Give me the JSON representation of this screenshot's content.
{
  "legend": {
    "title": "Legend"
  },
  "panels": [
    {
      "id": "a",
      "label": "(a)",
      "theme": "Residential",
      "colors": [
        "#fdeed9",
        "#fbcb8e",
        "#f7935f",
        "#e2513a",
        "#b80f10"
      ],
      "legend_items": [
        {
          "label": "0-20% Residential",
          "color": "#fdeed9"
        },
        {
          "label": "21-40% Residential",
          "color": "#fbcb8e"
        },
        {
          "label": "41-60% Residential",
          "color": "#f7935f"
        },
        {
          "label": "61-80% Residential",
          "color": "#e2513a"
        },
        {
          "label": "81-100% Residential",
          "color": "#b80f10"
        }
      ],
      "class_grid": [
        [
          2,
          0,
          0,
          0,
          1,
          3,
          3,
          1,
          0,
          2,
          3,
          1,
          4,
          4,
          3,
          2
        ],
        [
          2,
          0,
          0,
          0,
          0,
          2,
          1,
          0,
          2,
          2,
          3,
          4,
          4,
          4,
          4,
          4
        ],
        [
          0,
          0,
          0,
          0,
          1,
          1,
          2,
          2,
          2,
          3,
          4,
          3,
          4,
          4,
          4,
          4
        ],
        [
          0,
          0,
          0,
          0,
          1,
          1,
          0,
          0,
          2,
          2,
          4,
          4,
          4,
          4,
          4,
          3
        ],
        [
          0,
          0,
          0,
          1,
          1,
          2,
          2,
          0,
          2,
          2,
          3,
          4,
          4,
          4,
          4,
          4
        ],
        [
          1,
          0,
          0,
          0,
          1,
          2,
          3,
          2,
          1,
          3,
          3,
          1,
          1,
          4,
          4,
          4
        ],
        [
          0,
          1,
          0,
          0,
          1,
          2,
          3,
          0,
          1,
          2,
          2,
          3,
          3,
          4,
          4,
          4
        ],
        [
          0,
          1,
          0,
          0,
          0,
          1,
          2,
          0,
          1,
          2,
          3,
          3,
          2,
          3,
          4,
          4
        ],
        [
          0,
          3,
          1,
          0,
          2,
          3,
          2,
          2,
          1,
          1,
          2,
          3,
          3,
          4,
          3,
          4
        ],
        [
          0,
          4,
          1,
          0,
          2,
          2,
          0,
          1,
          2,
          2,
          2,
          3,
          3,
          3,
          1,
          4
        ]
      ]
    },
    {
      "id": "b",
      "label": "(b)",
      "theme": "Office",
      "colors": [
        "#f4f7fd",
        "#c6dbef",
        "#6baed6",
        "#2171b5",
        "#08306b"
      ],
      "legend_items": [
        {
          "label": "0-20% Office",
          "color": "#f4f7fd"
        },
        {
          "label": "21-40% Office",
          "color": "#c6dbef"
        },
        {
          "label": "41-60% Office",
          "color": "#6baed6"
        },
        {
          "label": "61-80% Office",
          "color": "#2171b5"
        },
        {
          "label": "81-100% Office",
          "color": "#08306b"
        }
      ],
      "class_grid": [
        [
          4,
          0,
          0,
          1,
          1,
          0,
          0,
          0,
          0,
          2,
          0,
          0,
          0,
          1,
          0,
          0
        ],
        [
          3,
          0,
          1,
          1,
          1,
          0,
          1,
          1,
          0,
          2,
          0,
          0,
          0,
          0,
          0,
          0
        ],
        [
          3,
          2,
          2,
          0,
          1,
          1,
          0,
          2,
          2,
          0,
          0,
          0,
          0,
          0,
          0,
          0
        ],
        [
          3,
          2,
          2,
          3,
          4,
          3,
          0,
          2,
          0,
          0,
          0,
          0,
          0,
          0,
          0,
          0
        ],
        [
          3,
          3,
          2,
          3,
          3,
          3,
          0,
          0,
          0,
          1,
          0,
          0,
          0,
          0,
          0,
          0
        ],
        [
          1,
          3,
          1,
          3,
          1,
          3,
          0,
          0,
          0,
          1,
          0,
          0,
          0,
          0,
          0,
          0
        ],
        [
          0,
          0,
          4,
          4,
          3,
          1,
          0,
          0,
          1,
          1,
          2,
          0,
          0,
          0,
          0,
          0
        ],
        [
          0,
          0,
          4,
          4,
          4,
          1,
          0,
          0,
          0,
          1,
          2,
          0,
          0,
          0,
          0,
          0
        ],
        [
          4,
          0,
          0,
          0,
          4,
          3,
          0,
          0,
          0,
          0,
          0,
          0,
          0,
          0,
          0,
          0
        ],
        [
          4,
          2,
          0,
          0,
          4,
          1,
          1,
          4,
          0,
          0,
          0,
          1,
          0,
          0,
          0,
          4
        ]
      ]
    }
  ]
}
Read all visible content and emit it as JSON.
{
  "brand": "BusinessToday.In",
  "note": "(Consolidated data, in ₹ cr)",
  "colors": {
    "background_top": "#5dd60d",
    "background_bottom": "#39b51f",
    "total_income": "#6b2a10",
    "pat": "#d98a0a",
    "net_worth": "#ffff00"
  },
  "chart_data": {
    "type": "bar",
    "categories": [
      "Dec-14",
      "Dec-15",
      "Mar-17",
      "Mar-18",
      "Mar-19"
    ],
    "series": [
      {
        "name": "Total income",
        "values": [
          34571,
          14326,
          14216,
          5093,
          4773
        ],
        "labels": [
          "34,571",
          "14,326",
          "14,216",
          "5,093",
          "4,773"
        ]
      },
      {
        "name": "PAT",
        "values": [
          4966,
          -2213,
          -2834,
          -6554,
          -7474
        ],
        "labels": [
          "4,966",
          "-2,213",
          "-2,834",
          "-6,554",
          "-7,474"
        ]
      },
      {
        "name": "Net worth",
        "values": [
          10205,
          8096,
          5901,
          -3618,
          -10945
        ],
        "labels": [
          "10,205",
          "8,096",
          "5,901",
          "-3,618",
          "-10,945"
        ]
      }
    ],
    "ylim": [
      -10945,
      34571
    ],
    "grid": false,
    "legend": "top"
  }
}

◇ ◇ ◇ ◇ ◇

◆ Requirement ◆
Please reproduce each record precisely as written.

◆ Finished answer ◆
Give me the JSON representation of this screenshot's content.
{
  "legend": {
    "title": "Legend"
  },
  "panels": [
    {
      "id": "a",
      "label": "(a)",
      "theme": "Residential",
      "colors": [
        "#fdeed9",
        "#fbcb8e",
        "#f7935f",
        "#e2513a",
        "#b80f10"
      ],
      "legend_items": [
        {
          "label": "0-20% Residential",
          "color": "#fdeed9"
        },
        {
          "label": "21-40% Residential",
          "color": "#fbcb8e"
        },
        {
          "label": "41-60% Residential",
          "color": "#f7935f"
        },
        {
          "label": "61-80% Residential",
          "color": "#e2513a"
        },
        {
          "label": "81-100% Residential",
          "color": "#b80f10"
        }
      ],
      "class_grid": [
        [
          2,
          0,
          0,
          0,
          1,
          3,
          3,
          1,
          0,
          2,
          3,
          1,
          4,
          4,
          3,
          2
        ],
        [
          2,
          0,
          0,
          0,
          0,
          2,
          1,
          0,
          2,
          2,
          3,
          4,
          4,
          4,
          4,
          4
        ],
        [
          0,
          0,
          0,
          0,
          1,
          1,
          2,
          2,
          2,
          3,
          4,
          3,
          4,
          4,
          4,
          4
        ],
        [
          0,
          0,
          0,
          0,
          1,
          1,
          0,
          0,
          2,
          2,
          4,
          4,
          4,
          4,
          4,
          3
        ],
        [
          0,
          0,
          0,
          1,
          1,
          2,
          2,
          0,
          2,
          2,
          3,
          4,
          4,
          4,
          4,
          4
        ],
        [
          1,
          0,
          0,
          0,
          1,
          2,
          3,
          2,
          1,
          3,
          3,
          1,
          1,
          4,
          4,
          4
        ],
        [
          0,
          1,
          0,
          0,
          1,
          2,
          3,
          0,
          1,
          2,
          2,
          3,
          3,
          4,
          4,
          4
        ],
        [
          0,
          1,
          0,
          0,
          0,
          1,
          2,
          0,
          1,
          2,
          3,
          3,
          2,
          3,
          4,
          4
        ],
        [
          0,
          3,
          1,
          0,
          2,
          3,
          2,
          2,
          1,
          1,
          2,
          3,
          3,
          4,
          3,
          4
        ],
        [
          0,
          4,
          1,
          0,
          2,
          2,
          0,
          1,
          2,
          2,
          2,
          3,
          3,
          3,
          1,
          4
        ]
      ]
    },
    {
      "id": "b",
      "label": "(b)",
      "theme": "Office",
      "colors": [
        "#f4f7fd",
        "#c6dbef",
        "#6baed6",
        "#2171b5",
        "#08306b"
      ],
      "legend_items": [
        {
          "label": "0-20% Office",
          "color": "#f4f7fd"
        },
        {
          "label": "21-40% Office",
          "color": "#c6dbef"
        },
        {
          "label": "41-60% Office",
          "color": "#6baed6"
        },
        {
          "label": "61-80% Office",
          "color": "#2171b5"
        },
        {
          "label": "81-100% Office",
          "color": "#08306b"
        }
      ],
      "class_grid": [
        [
          4,
          0,
          0,
          1,
          1,
          0,
          0,
          0,
          0,
          2,
          0,
          0,
          0,
          1,
          0,
          0
        ],
        [
          3,
          0,
          1,
          1,
          1,
          0,
          1,
          1,
          0,
          2,
          0,
          0,
          0,
          0,
          0,
          0
        ],
        [
          3,
          2,
          2,
          0,
          1,
          1,
          0,
          2,
          2,
          0,
          0,
          0,
          0,
          0,
          0,
          0
        ],
        [
          3,
          2,
          2,
          3,
          4,
          3,
          0,
          2,
          0,
          0,
          0,
          0,
          0,
          0,
          0,
          0
        ],
        [
          3,
          3,
          2,
          3,
          3,
          3,
          0,
          0,
          0,
          1,
          0,
          0,
          0,
          0,
          0,
          0
        ],
        [
          1,
          3,
          1,
          3,
          1,
          3,
          0,
          0,
          0,
          1,
          0,
          0,
          0,
          0,
          0,
          0
        ],
        [
          0,
          0,
          4,
          4,
          3,
          1,
          0,
          0,
          1,
          1,
          2,
          0,
          0,
          0,
          0,
          0
        ],
        [
          0,
          0,
          4,
          4,
          4,
          1,
          0,
          0,
          0,
          1,
          2,
          0,
          0,
          0,
          0,
          0
        ],
        [
          4,
          0,
          0,
          0,
          4,
          3,
          0,
          0,
          0,
          0,
          0,
          0,
          0,
          0,
          0,
          0
        ],
        [
          4,
          2,
          0,
          0,
          4,
          1,
          1,
          4,
          0,
          0,
          0,
          1,
          0,
          0,
          0,
          4
        ]
      ]
    }
  ]
}
Read all visible content and emit it as JSON.
{
  "brand": "BusinessToday.In",
  "note": "(Consolidated data, in ₹ cr)",
  "colors": {
    "background_top": "#5dd60d",
    "background_bottom": "#39b51f",
    "total_income": "#6b2a10",
    "pat": "#d98a0a",
    "net_worth": "#ffff00"
  },
  "chart_data": {
    "type": "bar",
    "categories": [
      "Dec-14",
      "Dec-15",
      "Mar-17",
      "Mar-18",
      "Mar-19"
    ],
    "series": [
      {
        "name": "Total income",
        "values": [
          34571,
          14326,
          14216,
          5093,
          4773
        ],
        "labels": [
          "34,571",
          "14,326",
          "14,216",
          "5,093",
          "4,773"
        ]
      },
      {
        "name": "PAT",
        "values": [
          4966,
          -2213,
          -2834,
          -6554,
          -7474
        ],
        "labels": [
          "4,966",
          "-2,213",
          "-2,834",
          "-6,554",
          "-7,474"
        ]
      },
      {
        "name": "Net worth",
        "values": [
          10205,
          8096,
          5901,
          -3618,
          -10945
        ],
        "labels": [
          "10,205",
          "8,096",
          "5,901",
          "-3,618",
          "-10,945"
        ]
      }
    ],
    "ylim": [
      -10945,
      34571
    ],
    "grid": false,
    "legend": "top"
  }
}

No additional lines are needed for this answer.